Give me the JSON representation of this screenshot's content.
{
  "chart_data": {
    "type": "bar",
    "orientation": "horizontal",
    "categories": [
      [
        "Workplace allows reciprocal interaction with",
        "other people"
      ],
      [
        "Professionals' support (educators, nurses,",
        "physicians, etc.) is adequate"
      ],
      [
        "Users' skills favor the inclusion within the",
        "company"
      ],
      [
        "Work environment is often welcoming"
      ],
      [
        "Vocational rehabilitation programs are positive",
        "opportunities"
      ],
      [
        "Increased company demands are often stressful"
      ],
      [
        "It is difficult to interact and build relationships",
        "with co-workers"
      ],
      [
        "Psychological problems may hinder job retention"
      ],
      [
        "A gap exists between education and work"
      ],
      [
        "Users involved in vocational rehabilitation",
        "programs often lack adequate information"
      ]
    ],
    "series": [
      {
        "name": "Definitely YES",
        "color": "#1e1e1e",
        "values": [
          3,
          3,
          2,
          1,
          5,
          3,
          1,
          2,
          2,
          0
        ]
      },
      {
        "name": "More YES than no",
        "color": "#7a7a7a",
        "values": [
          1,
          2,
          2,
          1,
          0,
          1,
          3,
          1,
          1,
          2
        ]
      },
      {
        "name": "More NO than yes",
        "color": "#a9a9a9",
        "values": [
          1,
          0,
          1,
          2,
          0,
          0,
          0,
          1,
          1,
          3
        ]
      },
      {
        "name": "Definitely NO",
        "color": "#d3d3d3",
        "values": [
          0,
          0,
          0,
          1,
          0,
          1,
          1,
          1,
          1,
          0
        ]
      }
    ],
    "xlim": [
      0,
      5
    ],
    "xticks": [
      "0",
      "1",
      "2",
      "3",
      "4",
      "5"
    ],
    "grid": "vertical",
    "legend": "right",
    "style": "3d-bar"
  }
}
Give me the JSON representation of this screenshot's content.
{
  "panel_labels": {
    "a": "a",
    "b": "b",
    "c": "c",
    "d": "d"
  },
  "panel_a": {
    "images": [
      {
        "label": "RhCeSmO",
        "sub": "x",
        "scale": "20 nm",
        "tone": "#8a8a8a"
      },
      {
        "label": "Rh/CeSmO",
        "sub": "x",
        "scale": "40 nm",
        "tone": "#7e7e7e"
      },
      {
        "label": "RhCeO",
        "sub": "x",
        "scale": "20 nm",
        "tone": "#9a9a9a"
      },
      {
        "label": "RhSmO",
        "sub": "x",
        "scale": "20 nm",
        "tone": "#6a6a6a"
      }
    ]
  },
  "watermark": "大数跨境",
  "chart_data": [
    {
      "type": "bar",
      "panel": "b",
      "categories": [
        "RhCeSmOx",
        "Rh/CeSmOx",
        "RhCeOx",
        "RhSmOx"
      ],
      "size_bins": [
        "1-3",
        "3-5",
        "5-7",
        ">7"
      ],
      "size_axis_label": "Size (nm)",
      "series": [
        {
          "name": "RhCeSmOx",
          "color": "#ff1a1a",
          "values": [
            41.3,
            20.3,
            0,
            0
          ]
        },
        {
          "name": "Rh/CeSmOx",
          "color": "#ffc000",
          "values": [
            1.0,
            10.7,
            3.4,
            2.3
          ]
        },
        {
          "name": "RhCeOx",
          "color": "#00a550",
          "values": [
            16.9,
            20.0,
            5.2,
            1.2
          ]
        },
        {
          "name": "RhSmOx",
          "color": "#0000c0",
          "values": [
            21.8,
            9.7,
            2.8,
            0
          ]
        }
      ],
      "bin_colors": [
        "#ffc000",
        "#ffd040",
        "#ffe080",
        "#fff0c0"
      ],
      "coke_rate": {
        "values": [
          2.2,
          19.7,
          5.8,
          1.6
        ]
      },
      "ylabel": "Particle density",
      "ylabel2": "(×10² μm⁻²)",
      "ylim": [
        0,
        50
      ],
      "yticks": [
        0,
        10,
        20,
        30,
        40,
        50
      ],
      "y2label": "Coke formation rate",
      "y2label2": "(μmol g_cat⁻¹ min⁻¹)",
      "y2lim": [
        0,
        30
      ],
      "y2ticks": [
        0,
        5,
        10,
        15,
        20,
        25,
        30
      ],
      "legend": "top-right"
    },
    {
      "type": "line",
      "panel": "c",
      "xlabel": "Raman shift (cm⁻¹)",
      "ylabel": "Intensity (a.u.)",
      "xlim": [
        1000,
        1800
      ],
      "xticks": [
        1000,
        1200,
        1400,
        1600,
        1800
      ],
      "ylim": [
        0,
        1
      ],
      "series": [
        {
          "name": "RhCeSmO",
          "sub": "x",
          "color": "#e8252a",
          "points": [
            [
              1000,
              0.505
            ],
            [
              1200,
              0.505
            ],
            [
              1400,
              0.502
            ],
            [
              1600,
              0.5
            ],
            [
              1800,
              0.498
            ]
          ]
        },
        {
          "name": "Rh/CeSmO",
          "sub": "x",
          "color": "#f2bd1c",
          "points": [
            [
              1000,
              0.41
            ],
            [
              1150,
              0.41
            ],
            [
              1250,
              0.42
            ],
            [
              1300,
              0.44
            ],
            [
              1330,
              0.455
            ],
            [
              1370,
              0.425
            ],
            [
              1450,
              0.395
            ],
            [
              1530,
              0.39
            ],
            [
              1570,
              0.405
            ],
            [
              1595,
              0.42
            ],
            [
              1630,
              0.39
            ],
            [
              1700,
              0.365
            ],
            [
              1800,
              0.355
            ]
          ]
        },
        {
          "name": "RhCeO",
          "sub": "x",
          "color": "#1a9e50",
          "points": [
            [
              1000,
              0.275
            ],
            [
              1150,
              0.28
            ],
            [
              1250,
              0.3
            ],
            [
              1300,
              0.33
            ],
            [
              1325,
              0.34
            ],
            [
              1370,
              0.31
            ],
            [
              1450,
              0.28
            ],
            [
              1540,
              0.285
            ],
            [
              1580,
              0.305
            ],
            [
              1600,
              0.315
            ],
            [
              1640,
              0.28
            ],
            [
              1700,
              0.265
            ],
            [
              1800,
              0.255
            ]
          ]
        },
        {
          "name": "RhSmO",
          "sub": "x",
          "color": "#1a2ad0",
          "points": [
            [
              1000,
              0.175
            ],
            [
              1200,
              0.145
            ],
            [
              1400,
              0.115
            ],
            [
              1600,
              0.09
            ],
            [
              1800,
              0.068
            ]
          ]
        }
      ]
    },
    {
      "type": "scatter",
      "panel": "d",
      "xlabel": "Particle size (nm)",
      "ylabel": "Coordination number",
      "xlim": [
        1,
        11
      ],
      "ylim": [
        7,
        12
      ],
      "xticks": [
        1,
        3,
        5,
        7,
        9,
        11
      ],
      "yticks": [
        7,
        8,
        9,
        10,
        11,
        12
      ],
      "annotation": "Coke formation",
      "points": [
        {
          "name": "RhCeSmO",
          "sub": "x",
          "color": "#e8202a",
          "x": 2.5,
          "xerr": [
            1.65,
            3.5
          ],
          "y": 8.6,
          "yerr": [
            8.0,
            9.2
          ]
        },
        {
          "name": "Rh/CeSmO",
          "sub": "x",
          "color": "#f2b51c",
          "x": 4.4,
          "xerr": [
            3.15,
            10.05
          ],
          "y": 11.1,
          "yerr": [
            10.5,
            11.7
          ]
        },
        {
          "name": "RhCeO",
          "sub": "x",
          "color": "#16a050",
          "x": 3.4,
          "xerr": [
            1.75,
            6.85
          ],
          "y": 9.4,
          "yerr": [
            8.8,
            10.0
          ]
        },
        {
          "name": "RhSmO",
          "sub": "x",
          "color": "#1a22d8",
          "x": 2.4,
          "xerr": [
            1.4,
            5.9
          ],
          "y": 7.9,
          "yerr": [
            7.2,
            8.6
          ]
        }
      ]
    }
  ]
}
_ _ _
Instruction: Reproduce the complete data exactly as presented above.

Solution:
Give me the JSON representation of this screenshot's content.
{
  "chart_data": {
    "type": "bar",
    "orientation": "horizontal",
    "categories": [
      [
        "Workplace allows reciprocal interaction with",
        "other people"
      ],
      [
        "Professionals' support (educators, nurses,",
        "physicians, etc.) is adequate"
      ],
      [
        "Users' skills favor the inclusion within the",
        "company"
      ],
      [
        "Work environment is often welcoming"
      ],
      [
        "Vocational rehabilitation programs are positive",
        "opportunities"
      ],
      [
        "Increased company demands are often stressful"
      ],
      [
        "It is difficult to interact and build relationships",
        "with co-workers"
      ],
      [
        "Psychological problems may hinder job retention"
      ],
      [
        "A gap exists between education and work"
      ],
      [
        "Users involved in vocational rehabilitation",
        "programs often lack adequate information"
      ]
    ],
    "series": [
      {
        "name": "Definitely YES",
        "color": "#1e1e1e",
        "values": [
          3,
          3,
          2,
          1,
          5,
          3,
          1,
          2,
          2,
          0
        ]
      },
      {
        "name": "More YES than no",
        "color": "#7a7a7a",
        "values": [
          1,
          2,
          2,
          1,
          0,
          1,
          3,
          1,
          1,
          2
        ]
      },
      {
        "name": "More NO than yes",
        "color": "#a9a9a9",
        "values": [
          1,
          0,
          1,
          2,
          0,
          0,
          0,
          1,
          1,
          3
        ]
      },
      {
        "name": "Definitely NO",
        "color": "#d3d3d3",
        "values": [
          0,
          0,
          0,
          1,
          0,
          1,
          1,
          1,
          1,
          0
        ]
      }
    ],
    "xlim": [
      0,
      5
    ],
    "xticks": [
      "0",
      "1",
      "2",
      "3",
      "4",
      "5"
    ],
    "grid": "vertical",
    "legend": "right",
    "style": "3d-bar"
  }
}
Give me the JSON representation of this screenshot's content.
{
  "panel_labels": {
    "a": "a",
    "b": "b",
    "c": "c",
    "d": "d"
  },
  "panel_a": {
    "images": [
      {
        "label": "RhCeSmO",
        "sub": "x",
        "scale": "20 nm",
        "tone": "#8a8a8a"
      },
      {
        "label": "Rh/CeSmO",
        "sub": "x",
        "scale": "40 nm",
        "tone": "#7e7e7e"
      },
      {
        "label": "RhCeO",
        "sub": "x",
        "scale": "20 nm",
        "tone": "#9a9a9a"
      },
      {
        "label": "RhSmO",
        "sub": "x",
        "scale": "20 nm",
        "tone": "#6a6a6a"
      }
    ]
  },
  "watermark": "大数跨境",
  "chart_data": [
    {
      "type": "bar",
      "panel": "b",
      "categories": [
        "RhCeSmOx",
        "Rh/CeSmOx",
        "RhCeOx",
        "RhSmOx"
      ],
      "size_bins": [
        "1-3",
        "3-5",
        "5-7",
        ">7"
      ],
      "size_axis_label": "Size (nm)",
      "series": [
        {
          "name": "RhCeSmOx",
          "color": "#ff1a1a",
          "values": [
            41.3,
            20.3,
            0,
            0
          ]
        },
        {
          "name": "Rh/CeSmOx",
          "color": "#ffc000",
          "values": [
            1.0,
            10.7,
            3.4,
            2.3
          ]
        },
        {
          "name": "RhCeOx",
          "color": "#00a550",
          "values": [
            16.9,
            20.0,
            5.2,
            1.2
          ]
        },
        {
          "name": "RhSmOx",
          "color": "#0000c0",
          "values": [
            21.8,
            9.7,
            2.8,
            0
          ]
        }
      ],
      "bin_colors": [
        "#ffc000",
        "#ffd040",
        "#ffe080",
        "#fff0c0"
      ],
      "coke_rate": {
        "values": [
          2.2,
          19.7,
          5.8,
          1.6
        ]
      },
      "ylabel": "Particle density",
      "ylabel2": "(×10² μm⁻²)",
      "ylim": [
        0,
        50
      ],
      "yticks": [
        0,
        10,
        20,
        30,
        40,
        50
      ],
      "y2label": "Coke formation rate",
      "y2label2": "(μmol g_cat⁻¹ min⁻¹)",
      "y2lim": [
        0,
        30
      ],
      "y2ticks": [
        0,
        5,
        10,
        15,
        20,
        25,
        30
      ],
      "legend": "top-right"
    },
    {
      "type": "line",
      "panel": "c",
      "xlabel": "Raman shift (cm⁻¹)",
      "ylabel": "Intensity (a.u.)",
      "xlim": [
        1000,
        1800
      ],
      "xticks": [
        1000,
        1200,
        1400,
        1600,
        1800
      ],
      "ylim": [
        0,
        1
      ],
      "series": [
        {
          "name": "RhCeSmO",
          "sub": "x",
          "color": "#e8252a",
          "points": [
            [
              1000,
              0.505
            ],
            [
              1200,
              0.505
            ],
            [
              1400,
              0.502
            ],
            [
              1600,
              0.5
            ],
            [
              1800,
              0.498
            ]
          ]
        },
        {
          "name": "Rh/CeSmO",
          "sub": "x",
          "color": "#f2bd1c",
          "points": [
            [
              1000,
              0.41
            ],
            [
              1150,
              0.41
            ],
            [
              1250,
              0.42
            ],
            [
              1300,
              0.44
            ],
            [
              1330,
              0.455
            ],
            [
              1370,
              0.425
            ],
            [
              1450,
              0.395
            ],
            [
              1530,
              0.39
            ],
            [
              1570,
              0.405
            ],
            [
              1595,
              0.42
            ],
            [
              1630,
              0.39
            ],
            [
              1700,
              0.365
            ],
            [
              1800,
              0.355
            ]
          ]
        },
        {
          "name": "RhCeO",
          "sub": "x",
          "color": "#1a9e50",
          "points": [
            [
              1000,
              0.275
            ],
            [
              1150,
              0.28
            ],
            [
              1250,
              0.3
            ],
            [
              1300,
              0.33
            ],
            [
              1325,
              0.34
            ],
            [
              1370,
              0.31
            ],
            [
              1450,
              0.28
            ],
            [
              1540,
              0.285
            ],
            [
              1580,
              0.305
            ],
            [
              1600,
              0.315
            ],
            [
              1640,
              0.28
            ],
            [
              1700,
              0.265
            ],
            [
              1800,
              0.255
            ]
          ]
        },
        {
          "name": "RhSmO",
          "sub": "x",
          "color": "#1a2ad0",
          "points": [
            [
              1000,
              0.175
            ],
            [
              1200,
              0.145
            ],
            [
              1400,
              0.115
            ],
            [
              1600,
              0.09
            ],
            [
              1800,
              0.068
            ]
          ]
        }
      ]
    },
    {
      "type": "scatter",
      "panel": "d",
      "xlabel": "Particle size (nm)",
      "ylabel": "Coordination number",
      "xlim": [
        1,
        11
      ],
      "ylim": [
        7,
        12
      ],
      "xticks": [
        1,
        3,
        5,
        7,
        9,
        11
      ],
      "yticks": [
        7,
        8,
        9,
        10,
        11,
        12
      ],
      "annotation": "Coke formation",
      "points": [
        {
          "name": "RhCeSmO",
          "sub": "x",
          "color": "#e8202a",
          "x": 2.5,
          "xerr": [
            1.65,
            3.5
          ],
          "y": 8.6,
          "yerr": [
            8.0,
            9.2
          ]
        },
        {
          "name": "Rh/CeSmO",
          "sub": "x",
          "color": "#f2b51c",
          "x": 4.4,
          "xerr": [
            3.15,
            10.05
          ],
          "y": 11.1,
          "yerr": [
            10.5,
            11.7
          ]
        },
        {
          "name": "RhCeO",
          "sub": "x",
          "color": "#16a050",
          "x": 3.4,
          "xerr": [
            1.75,
            6.85
          ],
          "y": 9.4,
          "yerr": [
            8.8,
            10.0
          ]
        },
        {
          "name": "RhSmO",
          "sub": "x",
          "color": "#1a22d8",
          "x": 2.4,
          "xerr": [
            1.4,
            5.9
          ],
          "y": 7.9,
          "yerr": [
            7.2,
            8.6
          ]
        }
      ]
    }
  ]
}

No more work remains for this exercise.